(Dataset items)
━━━━━━

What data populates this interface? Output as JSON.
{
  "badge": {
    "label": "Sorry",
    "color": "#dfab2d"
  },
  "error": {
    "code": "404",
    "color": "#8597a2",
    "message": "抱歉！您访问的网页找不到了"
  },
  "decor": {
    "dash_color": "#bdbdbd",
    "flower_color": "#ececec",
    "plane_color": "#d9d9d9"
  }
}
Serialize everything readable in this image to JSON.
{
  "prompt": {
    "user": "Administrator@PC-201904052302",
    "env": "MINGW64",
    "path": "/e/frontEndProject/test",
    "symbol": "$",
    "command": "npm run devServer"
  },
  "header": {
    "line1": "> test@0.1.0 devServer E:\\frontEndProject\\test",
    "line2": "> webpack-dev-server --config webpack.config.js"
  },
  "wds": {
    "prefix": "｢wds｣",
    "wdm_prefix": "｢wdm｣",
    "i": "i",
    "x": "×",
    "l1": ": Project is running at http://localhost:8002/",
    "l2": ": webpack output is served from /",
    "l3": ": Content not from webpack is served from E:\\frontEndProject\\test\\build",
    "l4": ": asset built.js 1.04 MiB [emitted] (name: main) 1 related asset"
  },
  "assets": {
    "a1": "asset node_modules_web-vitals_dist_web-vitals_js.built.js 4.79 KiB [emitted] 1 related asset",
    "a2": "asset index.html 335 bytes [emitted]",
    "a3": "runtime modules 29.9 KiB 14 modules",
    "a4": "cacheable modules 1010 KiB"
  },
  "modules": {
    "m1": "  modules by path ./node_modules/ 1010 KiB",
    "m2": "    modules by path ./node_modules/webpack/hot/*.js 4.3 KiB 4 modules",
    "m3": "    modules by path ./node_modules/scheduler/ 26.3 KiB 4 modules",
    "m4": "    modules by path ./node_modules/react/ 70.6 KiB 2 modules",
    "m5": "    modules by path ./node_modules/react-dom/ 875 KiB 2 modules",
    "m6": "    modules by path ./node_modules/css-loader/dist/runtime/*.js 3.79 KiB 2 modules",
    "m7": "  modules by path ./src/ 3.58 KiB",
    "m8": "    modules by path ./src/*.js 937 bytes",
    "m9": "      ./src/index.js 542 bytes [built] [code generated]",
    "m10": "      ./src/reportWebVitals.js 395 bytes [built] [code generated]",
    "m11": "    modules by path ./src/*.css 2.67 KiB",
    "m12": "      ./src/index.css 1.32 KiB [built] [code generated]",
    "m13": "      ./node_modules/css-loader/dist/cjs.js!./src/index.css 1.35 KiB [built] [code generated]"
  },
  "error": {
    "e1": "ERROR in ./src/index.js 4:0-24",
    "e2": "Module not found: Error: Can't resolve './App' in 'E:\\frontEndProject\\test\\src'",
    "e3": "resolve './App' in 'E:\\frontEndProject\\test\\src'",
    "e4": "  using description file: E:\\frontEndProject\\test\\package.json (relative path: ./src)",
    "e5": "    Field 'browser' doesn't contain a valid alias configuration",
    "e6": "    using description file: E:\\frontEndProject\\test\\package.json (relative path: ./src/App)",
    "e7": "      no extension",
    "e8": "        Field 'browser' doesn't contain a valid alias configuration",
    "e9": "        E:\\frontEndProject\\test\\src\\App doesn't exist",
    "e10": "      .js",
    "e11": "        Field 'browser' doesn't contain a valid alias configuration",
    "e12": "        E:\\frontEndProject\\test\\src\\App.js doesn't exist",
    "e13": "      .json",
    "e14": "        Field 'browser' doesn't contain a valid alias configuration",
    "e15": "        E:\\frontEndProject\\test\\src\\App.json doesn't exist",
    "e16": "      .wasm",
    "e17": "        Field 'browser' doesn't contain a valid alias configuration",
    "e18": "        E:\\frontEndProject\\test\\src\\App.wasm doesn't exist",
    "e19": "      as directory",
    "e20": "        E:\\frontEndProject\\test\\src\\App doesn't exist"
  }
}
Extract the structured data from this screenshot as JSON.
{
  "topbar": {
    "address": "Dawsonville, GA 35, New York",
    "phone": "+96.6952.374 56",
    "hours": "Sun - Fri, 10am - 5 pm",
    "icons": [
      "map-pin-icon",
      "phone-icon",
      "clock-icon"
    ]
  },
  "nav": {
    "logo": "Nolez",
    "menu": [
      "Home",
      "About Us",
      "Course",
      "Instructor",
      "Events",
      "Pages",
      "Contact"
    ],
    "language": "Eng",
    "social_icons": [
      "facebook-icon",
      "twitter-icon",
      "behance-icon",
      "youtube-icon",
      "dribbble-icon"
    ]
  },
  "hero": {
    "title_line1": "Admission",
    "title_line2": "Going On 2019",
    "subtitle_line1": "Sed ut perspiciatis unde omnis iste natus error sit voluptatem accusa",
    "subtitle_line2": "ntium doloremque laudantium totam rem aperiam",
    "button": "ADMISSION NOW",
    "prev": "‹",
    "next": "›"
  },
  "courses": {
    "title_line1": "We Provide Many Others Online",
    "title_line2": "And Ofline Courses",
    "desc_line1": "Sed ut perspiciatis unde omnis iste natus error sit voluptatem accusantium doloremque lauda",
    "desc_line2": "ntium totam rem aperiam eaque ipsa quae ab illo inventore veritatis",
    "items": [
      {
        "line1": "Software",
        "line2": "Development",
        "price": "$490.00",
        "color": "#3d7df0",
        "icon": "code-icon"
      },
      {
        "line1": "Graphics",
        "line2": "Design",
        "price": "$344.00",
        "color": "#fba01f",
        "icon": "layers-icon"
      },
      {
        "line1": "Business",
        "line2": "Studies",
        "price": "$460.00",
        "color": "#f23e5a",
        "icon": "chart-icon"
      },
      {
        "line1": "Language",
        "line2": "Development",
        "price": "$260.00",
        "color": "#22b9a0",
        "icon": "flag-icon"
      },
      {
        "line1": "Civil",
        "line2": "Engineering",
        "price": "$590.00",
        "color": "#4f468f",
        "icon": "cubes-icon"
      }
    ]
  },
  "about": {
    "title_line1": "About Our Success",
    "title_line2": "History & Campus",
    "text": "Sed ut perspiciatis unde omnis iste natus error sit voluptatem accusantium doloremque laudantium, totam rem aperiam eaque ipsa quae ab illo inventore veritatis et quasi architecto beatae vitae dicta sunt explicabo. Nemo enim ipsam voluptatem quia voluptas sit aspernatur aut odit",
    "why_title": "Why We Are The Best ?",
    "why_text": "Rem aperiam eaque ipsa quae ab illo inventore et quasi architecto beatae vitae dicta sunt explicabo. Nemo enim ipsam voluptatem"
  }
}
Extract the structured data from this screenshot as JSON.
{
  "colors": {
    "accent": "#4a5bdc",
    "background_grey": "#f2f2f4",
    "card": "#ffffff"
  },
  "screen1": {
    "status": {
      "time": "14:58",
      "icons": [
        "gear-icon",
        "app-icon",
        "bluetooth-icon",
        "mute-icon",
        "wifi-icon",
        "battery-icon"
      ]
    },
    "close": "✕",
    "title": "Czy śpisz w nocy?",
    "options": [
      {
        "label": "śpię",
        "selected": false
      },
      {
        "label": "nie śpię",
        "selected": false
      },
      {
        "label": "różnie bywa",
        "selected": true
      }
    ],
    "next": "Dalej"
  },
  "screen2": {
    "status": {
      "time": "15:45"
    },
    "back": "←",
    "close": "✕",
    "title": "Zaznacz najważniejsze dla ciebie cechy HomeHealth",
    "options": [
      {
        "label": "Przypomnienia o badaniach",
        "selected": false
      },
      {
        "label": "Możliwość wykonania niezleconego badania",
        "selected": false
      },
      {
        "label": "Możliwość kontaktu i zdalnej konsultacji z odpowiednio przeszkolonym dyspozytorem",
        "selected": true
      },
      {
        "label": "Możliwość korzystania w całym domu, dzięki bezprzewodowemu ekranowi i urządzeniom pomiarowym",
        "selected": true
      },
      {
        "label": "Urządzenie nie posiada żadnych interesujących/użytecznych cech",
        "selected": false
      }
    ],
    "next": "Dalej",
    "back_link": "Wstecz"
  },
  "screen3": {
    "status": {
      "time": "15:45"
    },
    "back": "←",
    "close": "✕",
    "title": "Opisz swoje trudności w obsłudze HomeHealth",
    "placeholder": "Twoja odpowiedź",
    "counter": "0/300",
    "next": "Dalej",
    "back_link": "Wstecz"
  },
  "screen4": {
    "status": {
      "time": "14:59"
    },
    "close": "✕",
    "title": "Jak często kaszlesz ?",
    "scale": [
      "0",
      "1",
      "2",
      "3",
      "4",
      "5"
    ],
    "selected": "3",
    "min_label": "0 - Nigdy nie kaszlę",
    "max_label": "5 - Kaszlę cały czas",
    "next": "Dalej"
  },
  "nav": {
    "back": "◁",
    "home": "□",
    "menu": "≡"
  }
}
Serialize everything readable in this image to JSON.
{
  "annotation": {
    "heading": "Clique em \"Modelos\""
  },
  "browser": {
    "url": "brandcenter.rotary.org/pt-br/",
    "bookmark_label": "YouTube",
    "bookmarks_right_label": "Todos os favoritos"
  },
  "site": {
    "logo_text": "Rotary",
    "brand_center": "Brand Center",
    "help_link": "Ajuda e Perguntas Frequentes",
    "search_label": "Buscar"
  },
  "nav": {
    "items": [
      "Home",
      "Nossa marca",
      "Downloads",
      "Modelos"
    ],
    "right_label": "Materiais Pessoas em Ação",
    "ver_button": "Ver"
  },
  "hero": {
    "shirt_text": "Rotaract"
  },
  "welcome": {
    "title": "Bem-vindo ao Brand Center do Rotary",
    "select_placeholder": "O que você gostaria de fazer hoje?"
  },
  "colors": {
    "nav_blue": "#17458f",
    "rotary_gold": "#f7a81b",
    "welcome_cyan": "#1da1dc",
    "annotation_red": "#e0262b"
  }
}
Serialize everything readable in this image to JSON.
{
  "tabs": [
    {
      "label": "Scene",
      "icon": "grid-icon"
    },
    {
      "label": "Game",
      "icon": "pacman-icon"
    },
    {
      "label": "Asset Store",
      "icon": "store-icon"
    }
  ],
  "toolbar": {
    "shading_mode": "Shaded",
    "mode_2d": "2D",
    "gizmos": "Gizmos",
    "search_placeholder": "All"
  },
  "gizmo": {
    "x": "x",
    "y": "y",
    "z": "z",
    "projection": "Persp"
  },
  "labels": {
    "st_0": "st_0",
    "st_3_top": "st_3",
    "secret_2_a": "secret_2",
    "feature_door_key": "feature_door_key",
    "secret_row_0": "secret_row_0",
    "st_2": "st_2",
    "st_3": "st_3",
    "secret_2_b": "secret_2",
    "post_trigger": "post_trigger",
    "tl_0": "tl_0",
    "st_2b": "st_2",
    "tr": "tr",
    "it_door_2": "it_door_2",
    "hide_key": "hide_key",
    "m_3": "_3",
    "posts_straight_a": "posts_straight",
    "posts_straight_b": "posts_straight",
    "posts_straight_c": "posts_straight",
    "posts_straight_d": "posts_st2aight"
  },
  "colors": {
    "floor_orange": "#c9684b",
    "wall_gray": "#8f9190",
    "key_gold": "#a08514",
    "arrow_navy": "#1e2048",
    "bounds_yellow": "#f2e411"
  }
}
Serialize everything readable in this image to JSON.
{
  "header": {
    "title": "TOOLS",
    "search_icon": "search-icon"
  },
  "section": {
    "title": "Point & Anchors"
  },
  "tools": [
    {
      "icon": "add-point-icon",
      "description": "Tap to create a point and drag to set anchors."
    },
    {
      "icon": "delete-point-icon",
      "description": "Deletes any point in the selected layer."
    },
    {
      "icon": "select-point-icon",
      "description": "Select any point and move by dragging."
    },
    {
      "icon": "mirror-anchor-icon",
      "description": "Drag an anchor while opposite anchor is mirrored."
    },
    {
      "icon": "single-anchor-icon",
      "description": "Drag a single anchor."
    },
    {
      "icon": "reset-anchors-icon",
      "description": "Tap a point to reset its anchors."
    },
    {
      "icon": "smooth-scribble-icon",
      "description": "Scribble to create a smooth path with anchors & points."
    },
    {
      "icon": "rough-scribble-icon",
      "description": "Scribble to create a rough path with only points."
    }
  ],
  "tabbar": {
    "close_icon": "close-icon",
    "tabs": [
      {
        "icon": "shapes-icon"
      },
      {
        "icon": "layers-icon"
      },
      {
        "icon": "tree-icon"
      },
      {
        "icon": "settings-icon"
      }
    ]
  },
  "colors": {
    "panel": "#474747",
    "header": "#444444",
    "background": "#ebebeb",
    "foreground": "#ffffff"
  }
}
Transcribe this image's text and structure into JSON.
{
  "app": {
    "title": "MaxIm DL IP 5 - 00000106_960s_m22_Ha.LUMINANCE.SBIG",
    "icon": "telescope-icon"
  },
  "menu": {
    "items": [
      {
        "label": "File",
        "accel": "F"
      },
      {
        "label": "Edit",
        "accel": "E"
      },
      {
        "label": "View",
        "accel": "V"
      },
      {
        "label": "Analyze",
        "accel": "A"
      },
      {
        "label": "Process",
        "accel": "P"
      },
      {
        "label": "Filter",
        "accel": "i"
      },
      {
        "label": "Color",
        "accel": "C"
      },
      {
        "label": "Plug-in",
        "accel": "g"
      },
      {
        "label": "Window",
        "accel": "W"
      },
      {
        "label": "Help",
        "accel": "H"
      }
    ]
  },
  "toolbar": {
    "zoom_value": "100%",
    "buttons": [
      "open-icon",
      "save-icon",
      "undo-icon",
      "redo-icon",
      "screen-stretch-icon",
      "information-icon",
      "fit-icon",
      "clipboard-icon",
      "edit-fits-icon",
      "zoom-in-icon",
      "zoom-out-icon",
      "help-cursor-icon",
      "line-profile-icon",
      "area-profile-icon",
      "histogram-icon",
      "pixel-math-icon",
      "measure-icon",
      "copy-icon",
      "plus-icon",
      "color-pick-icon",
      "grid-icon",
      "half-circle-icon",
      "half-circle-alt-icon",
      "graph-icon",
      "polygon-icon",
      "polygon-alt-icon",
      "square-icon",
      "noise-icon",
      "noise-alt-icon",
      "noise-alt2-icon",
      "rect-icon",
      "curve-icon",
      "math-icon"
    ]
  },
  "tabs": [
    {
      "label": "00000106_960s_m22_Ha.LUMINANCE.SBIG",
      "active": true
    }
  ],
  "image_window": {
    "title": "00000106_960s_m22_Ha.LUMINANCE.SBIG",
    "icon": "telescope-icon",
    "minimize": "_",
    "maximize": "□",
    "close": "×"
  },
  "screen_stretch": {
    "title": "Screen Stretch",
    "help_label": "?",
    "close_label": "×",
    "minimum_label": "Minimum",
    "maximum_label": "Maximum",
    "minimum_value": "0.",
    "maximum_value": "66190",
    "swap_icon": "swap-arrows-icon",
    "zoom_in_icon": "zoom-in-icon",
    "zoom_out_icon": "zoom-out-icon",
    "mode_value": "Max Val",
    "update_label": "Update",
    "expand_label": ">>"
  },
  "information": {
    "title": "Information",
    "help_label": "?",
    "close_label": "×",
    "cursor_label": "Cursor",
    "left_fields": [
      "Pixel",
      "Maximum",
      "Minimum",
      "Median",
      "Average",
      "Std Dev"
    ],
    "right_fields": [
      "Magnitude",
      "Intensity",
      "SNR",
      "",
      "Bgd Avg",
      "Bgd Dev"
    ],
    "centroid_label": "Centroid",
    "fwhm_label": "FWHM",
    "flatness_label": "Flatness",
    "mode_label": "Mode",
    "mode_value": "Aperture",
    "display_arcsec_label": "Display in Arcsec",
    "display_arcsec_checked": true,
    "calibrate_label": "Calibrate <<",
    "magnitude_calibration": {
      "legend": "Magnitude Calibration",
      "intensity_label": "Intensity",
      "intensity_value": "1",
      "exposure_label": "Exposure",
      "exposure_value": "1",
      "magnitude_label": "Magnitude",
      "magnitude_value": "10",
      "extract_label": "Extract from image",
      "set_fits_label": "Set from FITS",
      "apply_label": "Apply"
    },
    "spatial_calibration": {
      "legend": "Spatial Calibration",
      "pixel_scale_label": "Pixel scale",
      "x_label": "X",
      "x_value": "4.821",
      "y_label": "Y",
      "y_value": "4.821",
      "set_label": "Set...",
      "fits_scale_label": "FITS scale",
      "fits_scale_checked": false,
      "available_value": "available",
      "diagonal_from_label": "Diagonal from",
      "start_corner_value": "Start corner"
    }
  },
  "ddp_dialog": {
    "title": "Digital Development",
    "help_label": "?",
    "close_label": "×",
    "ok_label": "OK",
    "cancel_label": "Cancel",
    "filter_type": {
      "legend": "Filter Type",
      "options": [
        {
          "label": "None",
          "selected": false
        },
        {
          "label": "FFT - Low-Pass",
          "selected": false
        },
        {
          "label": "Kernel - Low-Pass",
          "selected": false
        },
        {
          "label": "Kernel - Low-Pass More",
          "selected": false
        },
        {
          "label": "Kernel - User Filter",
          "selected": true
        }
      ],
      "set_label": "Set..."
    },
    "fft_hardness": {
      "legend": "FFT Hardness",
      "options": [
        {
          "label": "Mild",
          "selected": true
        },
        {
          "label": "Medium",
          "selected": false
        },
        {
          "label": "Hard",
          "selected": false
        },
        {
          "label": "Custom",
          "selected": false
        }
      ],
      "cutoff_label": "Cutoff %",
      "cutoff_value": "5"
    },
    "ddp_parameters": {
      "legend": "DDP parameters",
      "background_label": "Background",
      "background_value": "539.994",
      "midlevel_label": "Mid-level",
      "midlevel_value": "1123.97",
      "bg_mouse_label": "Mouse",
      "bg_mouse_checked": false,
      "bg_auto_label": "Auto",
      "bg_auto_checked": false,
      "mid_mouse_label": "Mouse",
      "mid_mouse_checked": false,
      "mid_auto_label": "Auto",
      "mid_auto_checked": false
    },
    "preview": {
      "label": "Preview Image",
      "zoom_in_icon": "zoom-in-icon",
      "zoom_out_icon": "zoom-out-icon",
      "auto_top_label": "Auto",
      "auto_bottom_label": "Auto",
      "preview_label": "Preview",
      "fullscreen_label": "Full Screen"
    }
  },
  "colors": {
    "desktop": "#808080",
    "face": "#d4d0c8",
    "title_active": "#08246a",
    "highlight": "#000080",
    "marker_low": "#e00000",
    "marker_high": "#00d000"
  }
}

━━━━━━

(Required work)
From the data above, copy out every line with the string "iste" in it.

(Right answer)
    "subtitle_line1": "Sed ut perspiciatis unde omnis iste natus error sit voluptatem accusa",
    "desc_line1": "Sed ut perspiciatis unde omnis iste natus error sit voluptatem accusantium doloremque lauda",
    "text": "Sed ut perspiciatis unde omnis iste natus error sit voluptatem accusantium doloremque laudantium, totam rem aperiam eaque ipsa quae ab illo inventore veritatis et quasi architecto beatae vitae dicta sunt explicabo. Nemo enim ipsam voluptatem quia voluptas sit aspernatur aut odit",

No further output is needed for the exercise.